- **Stored data**
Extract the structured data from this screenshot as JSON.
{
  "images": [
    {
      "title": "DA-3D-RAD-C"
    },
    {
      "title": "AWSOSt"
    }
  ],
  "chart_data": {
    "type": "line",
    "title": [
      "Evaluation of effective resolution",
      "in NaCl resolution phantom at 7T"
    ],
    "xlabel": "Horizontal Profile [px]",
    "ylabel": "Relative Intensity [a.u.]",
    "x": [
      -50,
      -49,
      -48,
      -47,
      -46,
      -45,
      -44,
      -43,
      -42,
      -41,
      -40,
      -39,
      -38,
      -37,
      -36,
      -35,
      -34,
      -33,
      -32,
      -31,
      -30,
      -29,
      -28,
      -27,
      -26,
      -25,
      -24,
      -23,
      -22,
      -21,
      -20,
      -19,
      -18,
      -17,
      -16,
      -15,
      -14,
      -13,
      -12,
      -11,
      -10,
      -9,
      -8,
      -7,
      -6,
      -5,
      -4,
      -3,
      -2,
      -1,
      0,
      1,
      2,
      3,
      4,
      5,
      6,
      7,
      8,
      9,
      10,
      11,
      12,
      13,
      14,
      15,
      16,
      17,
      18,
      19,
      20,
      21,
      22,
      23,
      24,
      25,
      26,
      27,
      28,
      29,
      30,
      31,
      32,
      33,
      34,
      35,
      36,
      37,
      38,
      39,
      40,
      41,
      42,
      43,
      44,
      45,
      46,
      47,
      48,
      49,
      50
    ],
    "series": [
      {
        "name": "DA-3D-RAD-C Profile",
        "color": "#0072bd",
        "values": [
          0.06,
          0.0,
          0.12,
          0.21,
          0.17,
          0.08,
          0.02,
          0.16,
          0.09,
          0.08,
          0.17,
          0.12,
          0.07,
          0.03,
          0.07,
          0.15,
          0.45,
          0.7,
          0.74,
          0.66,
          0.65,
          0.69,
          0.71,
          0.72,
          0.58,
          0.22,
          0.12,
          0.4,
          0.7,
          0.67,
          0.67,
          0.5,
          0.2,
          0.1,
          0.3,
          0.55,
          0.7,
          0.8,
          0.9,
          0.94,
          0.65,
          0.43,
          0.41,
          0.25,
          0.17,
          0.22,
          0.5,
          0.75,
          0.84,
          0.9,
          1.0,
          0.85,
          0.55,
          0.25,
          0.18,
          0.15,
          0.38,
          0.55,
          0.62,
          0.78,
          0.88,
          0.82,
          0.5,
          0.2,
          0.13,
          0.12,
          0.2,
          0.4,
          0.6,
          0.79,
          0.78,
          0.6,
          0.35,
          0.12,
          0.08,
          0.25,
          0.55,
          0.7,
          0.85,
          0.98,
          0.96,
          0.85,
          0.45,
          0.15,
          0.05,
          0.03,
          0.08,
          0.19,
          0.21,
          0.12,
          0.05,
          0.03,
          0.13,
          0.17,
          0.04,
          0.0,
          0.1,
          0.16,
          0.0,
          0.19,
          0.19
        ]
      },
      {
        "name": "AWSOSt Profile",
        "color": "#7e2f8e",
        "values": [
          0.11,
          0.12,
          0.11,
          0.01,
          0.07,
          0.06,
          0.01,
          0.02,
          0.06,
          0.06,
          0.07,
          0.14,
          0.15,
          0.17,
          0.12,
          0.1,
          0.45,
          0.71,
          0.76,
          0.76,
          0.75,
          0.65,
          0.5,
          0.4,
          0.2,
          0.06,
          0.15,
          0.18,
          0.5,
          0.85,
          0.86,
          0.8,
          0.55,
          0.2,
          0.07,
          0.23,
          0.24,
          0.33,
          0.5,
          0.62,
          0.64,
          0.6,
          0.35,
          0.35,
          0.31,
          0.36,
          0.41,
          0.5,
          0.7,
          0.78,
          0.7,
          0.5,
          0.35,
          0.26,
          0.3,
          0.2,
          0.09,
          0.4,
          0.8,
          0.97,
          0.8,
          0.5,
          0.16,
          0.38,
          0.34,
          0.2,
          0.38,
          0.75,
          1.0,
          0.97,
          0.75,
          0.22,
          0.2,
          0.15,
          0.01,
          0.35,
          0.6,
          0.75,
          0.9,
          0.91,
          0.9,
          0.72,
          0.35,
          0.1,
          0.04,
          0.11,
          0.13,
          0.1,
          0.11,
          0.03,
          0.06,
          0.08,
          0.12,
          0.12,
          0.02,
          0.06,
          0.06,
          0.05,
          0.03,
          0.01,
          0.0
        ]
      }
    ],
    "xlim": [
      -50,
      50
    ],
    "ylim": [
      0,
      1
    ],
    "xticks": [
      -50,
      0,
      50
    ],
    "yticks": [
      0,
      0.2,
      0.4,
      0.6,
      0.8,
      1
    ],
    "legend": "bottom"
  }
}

- **What the task requires**
Output every record above exactly as it appears.

- **Worked answer**
Extract the structured data from this screenshot as JSON.
{
  "images": [
    {
      "title": "DA-3D-RAD-C"
    },
    {
      "title": "AWSOSt"
    }
  ],
  "chart_data": {
    "type": "line",
    "title": [
      "Evaluation of effective resolution",
      "in NaCl resolution phantom at 7T"
    ],
    "xlabel": "Horizontal Profile [px]",
    "ylabel": "Relative Intensity [a.u.]",
    "x": [
      -50,
      -49,
      -48,
      -47,
      -46,
      -45,
      -44,
      -43,
      -42,
      -41,
      -40,
      -39,
      -38,
      -37,
      -36,
      -35,
      -34,
      -33,
      -32,
      -31,
      -30,
      -29,
      -28,
      -27,
      -26,
      -25,
      -24,
      -23,
      -22,
      -21,
      -20,
      -19,
      -18,
      -17,
      -16,
      -15,
      -14,
      -13,
      -12,
      -11,
      -10,
      -9,
      -8,
      -7,
      -6,
      -5,
      -4,
      -3,
      -2,
      -1,
      0,
      1,
      2,
      3,
      4,
      5,
      6,
      7,
      8,
      9,
      10,
      11,
      12,
      13,
      14,
      15,
      16,
      17,
      18,
      19,
      20,
      21,
      22,
      23,
      24,
      25,
      26,
      27,
      28,
      29,
      30,
      31,
      32,
      33,
      34,
      35,
      36,
      37,
      38,
      39,
      40,
      41,
      42,
      43,
      44,
      45,
      46,
      47,
      48,
      49,
      50
    ],
    "series": [
      {
        "name": "DA-3D-RAD-C Profile",
        "color": "#0072bd",
        "values": [
          0.06,
          0.0,
          0.12,
          0.21,
          0.17,
          0.08,
          0.02,
          0.16,
          0.09,
          0.08,
          0.17,
          0.12,
          0.07,
          0.03,
          0.07,
          0.15,
          0.45,
          0.7,
          0.74,
          0.66,
          0.65,
          0.69,
          0.71,
          0.72,
          0.58,
          0.22,
          0.12,
          0.4,
          0.7,
          0.67,
          0.67,
          0.5,
          0.2,
          0.1,
          0.3,
          0.55,
          0.7,
          0.8,
          0.9,
          0.94,
          0.65,
          0.43,
          0.41,
          0.25,
          0.17,
          0.22,
          0.5,
          0.75,
          0.84,
          0.9,
          1.0,
          0.85,
          0.55,
          0.25,
          0.18,
          0.15,
          0.38,
          0.55,
          0.62,
          0.78,
          0.88,
          0.82,
          0.5,
          0.2,
          0.13,
          0.12,
          0.2,
          0.4,
          0.6,
          0.79,
          0.78,
          0.6,
          0.35,
          0.12,
          0.08,
          0.25,
          0.55,
          0.7,
          0.85,
          0.98,
          0.96,
          0.85,
          0.45,
          0.15,
          0.05,
          0.03,
          0.08,
          0.19,
          0.21,
          0.12,
          0.05,
          0.03,
          0.13,
          0.17,
          0.04,
          0.0,
          0.1,
          0.16,
          0.0,
          0.19,
          0.19
        ]
      },
      {
        "name": "AWSOSt Profile",
        "color": "#7e2f8e",
        "values": [
          0.11,
          0.12,
          0.11,
          0.01,
          0.07,
          0.06,
          0.01,
          0.02,
          0.06,
          0.06,
          0.07,
          0.14,
          0.15,
          0.17,
          0.12,
          0.1,
          0.45,
          0.71,
          0.76,
          0.76,
          0.75,
          0.65,
          0.5,
          0.4,
          0.2,
          0.06,
          0.15,
          0.18,
          0.5,
          0.85,
          0.86,
          0.8,
          0.55,
          0.2,
          0.07,
          0.23,
          0.24,
          0.33,
          0.5,
          0.62,
          0.64,
          0.6,
          0.35,
          0.35,
          0.31,
          0.36,
          0.41,
          0.5,
          0.7,
          0.78,
          0.7,
          0.5,
          0.35,
          0.26,
          0.3,
          0.2,
          0.09,
          0.4,
          0.8,
          0.97,
          0.8,
          0.5,
          0.16,
          0.38,
          0.34,
          0.2,
          0.38,
          0.75,
          1.0,
          0.97,
          0.75,
          0.22,
          0.2,
          0.15,
          0.01,
          0.35,
          0.6,
          0.75,
          0.9,
          0.91,
          0.9,
          0.72,
          0.35,
          0.1,
          0.04,
          0.11,
          0.13,
          0.1,
          0.11,
          0.03,
          0.06,
          0.08,
          0.12,
          0.12,
          0.02,
          0.06,
          0.06,
          0.05,
          0.03,
          0.01,
          0.0
        ]
      }
    ],
    "xlim": [
      -50,
      50
    ],
    "ylim": [
      0,
      1
    ],
    "xticks": [
      -50,
      0,
      50
    ],
    "yticks": [
      0,
      0.2,
      0.4,
      0.6,
      0.8,
      1
    ],
    "legend": "bottom"
  }
}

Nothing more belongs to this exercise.